(Figure collection entries)
# # #
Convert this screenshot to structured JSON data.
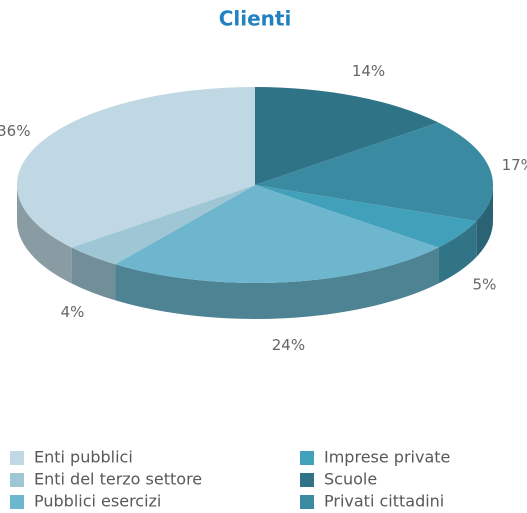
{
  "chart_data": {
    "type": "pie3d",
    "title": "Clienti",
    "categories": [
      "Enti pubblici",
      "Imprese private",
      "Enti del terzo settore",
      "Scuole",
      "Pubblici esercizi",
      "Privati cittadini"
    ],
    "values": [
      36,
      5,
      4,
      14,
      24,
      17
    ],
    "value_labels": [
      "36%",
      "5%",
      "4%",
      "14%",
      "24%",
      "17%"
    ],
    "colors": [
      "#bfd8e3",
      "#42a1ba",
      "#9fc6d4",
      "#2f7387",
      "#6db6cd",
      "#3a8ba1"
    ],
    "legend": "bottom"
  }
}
# # #
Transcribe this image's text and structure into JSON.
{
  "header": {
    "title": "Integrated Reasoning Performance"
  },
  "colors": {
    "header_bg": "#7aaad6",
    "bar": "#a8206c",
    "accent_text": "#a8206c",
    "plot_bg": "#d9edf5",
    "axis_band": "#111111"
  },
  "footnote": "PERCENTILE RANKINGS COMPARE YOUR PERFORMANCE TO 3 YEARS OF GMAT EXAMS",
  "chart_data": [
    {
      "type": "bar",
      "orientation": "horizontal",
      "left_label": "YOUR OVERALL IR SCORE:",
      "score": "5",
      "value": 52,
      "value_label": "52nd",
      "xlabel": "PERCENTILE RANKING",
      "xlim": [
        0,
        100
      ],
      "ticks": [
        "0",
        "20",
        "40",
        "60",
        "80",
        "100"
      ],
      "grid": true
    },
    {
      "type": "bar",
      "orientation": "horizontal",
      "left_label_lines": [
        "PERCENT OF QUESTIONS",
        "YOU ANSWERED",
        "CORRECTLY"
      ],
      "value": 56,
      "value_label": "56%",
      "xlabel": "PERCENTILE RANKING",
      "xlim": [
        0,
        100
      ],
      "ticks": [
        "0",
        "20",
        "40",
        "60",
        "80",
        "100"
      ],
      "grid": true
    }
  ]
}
# # #
(EXERCISE DESCRIPTION)
Say how many lines above hold the word "title", giving only the count.

(RESULT OF THIS TASK)
2